[Part of a data file]

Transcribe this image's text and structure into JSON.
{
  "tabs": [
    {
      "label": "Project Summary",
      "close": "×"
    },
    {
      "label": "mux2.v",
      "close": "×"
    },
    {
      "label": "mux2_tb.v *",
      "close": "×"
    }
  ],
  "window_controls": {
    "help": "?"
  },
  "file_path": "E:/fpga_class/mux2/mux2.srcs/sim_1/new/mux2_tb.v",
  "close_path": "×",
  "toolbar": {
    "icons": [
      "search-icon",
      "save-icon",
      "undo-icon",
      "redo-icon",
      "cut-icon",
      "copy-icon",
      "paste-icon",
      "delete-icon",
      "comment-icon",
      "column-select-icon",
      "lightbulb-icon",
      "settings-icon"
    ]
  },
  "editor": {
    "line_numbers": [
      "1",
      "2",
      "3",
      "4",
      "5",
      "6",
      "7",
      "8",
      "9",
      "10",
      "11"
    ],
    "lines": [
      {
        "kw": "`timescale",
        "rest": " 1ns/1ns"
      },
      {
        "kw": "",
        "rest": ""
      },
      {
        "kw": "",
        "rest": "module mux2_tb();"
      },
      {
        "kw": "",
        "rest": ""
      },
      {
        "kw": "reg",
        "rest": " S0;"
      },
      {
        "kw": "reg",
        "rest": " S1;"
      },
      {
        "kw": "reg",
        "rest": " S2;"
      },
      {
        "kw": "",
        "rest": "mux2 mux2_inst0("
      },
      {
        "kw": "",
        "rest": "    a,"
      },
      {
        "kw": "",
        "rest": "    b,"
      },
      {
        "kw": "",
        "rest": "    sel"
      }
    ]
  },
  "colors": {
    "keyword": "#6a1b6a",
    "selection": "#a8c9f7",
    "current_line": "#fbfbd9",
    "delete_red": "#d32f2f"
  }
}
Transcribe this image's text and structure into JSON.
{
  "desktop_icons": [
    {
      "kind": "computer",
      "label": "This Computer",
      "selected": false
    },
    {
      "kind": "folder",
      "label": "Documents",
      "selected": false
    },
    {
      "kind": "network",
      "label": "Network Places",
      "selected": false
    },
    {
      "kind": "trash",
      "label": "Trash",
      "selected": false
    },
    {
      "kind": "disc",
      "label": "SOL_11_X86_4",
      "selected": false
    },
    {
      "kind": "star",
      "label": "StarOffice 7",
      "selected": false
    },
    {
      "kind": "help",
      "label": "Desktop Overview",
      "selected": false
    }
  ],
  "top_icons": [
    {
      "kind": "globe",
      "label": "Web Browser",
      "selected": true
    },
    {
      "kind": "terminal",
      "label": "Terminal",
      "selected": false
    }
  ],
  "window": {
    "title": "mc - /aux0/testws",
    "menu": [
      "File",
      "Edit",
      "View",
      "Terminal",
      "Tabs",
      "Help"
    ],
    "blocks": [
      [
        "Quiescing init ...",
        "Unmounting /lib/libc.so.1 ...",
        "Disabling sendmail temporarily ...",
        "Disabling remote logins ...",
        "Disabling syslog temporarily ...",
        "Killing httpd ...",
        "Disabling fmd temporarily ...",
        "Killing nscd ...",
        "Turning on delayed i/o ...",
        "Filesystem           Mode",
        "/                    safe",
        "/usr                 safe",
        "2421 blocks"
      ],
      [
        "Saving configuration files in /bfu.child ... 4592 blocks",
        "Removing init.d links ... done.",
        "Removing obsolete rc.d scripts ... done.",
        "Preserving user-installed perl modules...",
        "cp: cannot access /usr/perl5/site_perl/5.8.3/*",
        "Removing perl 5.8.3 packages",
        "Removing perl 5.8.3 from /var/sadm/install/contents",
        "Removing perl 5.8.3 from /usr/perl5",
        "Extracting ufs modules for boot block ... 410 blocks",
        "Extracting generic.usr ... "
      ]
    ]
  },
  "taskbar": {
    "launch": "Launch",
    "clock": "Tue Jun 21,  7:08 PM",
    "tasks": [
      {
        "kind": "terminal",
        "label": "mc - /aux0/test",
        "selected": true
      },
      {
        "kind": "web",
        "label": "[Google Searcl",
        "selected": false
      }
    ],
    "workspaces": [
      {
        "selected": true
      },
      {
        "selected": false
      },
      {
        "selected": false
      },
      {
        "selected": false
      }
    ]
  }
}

#### What you have to do:
Set down the material above again, word for word.

#### Solution below:
Transcribe this image's text and structure into JSON.
{
  "tabs": [
    {
      "label": "Project Summary",
      "close": "×"
    },
    {
      "label": "mux2.v",
      "close": "×"
    },
    {
      "label": "mux2_tb.v *",
      "close": "×"
    }
  ],
  "window_controls": {
    "help": "?"
  },
  "file_path": "E:/fpga_class/mux2/mux2.srcs/sim_1/new/mux2_tb.v",
  "close_path": "×",
  "toolbar": {
    "icons": [
      "search-icon",
      "save-icon",
      "undo-icon",
      "redo-icon",
      "cut-icon",
      "copy-icon",
      "paste-icon",
      "delete-icon",
      "comment-icon",
      "column-select-icon",
      "lightbulb-icon",
      "settings-icon"
    ]
  },
  "editor": {
    "line_numbers": [
      "1",
      "2",
      "3",
      "4",
      "5",
      "6",
      "7",
      "8",
      "9",
      "10",
      "11"
    ],
    "lines": [
      {
        "kw": "`timescale",
        "rest": " 1ns/1ns"
      },
      {
        "kw": "",
        "rest": ""
      },
      {
        "kw": "",
        "rest": "module mux2_tb();"
      },
      {
        "kw": "",
        "rest": ""
      },
      {
        "kw": "reg",
        "rest": " S0;"
      },
      {
        "kw": "reg",
        "rest": " S1;"
      },
      {
        "kw": "reg",
        "rest": " S2;"
      },
      {
        "kw": "",
        "rest": "mux2 mux2_inst0("
      },
      {
        "kw": "",
        "rest": "    a,"
      },
      {
        "kw": "",
        "rest": "    b,"
      },
      {
        "kw": "",
        "rest": "    sel"
      }
    ]
  },
  "colors": {
    "keyword": "#6a1b6a",
    "selection": "#a8c9f7",
    "current_line": "#fbfbd9",
    "delete_red": "#d32f2f"
  }
}
Transcribe this image's text and structure into JSON.
{
  "desktop_icons": [
    {
      "kind": "computer",
      "label": "This Computer",
      "selected": false
    },
    {
      "kind": "folder",
      "label": "Documents",
      "selected": false
    },
    {
      "kind": "network",
      "label": "Network Places",
      "selected": false
    },
    {
      "kind": "trash",
      "label": "Trash",
      "selected": false
    },
    {
      "kind": "disc",
      "label": "SOL_11_X86_4",
      "selected": false
    },
    {
      "kind": "star",
      "label": "StarOffice 7",
      "selected": false
    },
    {
      "kind": "help",
      "label": "Desktop Overview",
      "selected": false
    }
  ],
  "top_icons": [
    {
      "kind": "globe",
      "label": "Web Browser",
      "selected": true
    },
    {
      "kind": "terminal",
      "label": "Terminal",
      "selected": false
    }
  ],
  "window": {
    "title": "mc - /aux0/testws",
    "menu": [
      "File",
      "Edit",
      "View",
      "Terminal",
      "Tabs",
      "Help"
    ],
    "blocks": [
      [
        "Quiescing init ...",
        "Unmounting /lib/libc.so.1 ...",
        "Disabling sendmail temporarily ...",
        "Disabling remote logins ...",
        "Disabling syslog temporarily ...",
        "Killing httpd ...",
        "Disabling fmd temporarily ...",
        "Killing nscd ...",
        "Turning on delayed i/o ...",
        "Filesystem           Mode",
        "/                    safe",
        "/usr                 safe",
        "2421 blocks"
      ],
      [
        "Saving configuration files in /bfu.child ... 4592 blocks",
        "Removing init.d links ... done.",
        "Removing obsolete rc.d scripts ... done.",
        "Preserving user-installed perl modules...",
        "cp: cannot access /usr/perl5/site_perl/5.8.3/*",
        "Removing perl 5.8.3 packages",
        "Removing perl 5.8.3 from /var/sadm/install/contents",
        "Removing perl 5.8.3 from /usr/perl5",
        "Extracting ufs modules for boot block ... 410 blocks",
        "Extracting generic.usr ... "
      ]
    ]
  },
  "taskbar": {
    "launch": "Launch",
    "clock": "Tue Jun 21,  7:08 PM",
    "tasks": [
      {
        "kind": "terminal",
        "label": "mc - /aux0/test",
        "selected": true
      },
      {
        "kind": "web",
        "label": "[Google Searcl",
        "selected": false
      }
    ],
    "workspaces": [
      {
        "selected": true
      },
      {
        "selected": false
      },
      {
        "selected": false
      },
      {
        "selected": false
      }
    ]
  }
}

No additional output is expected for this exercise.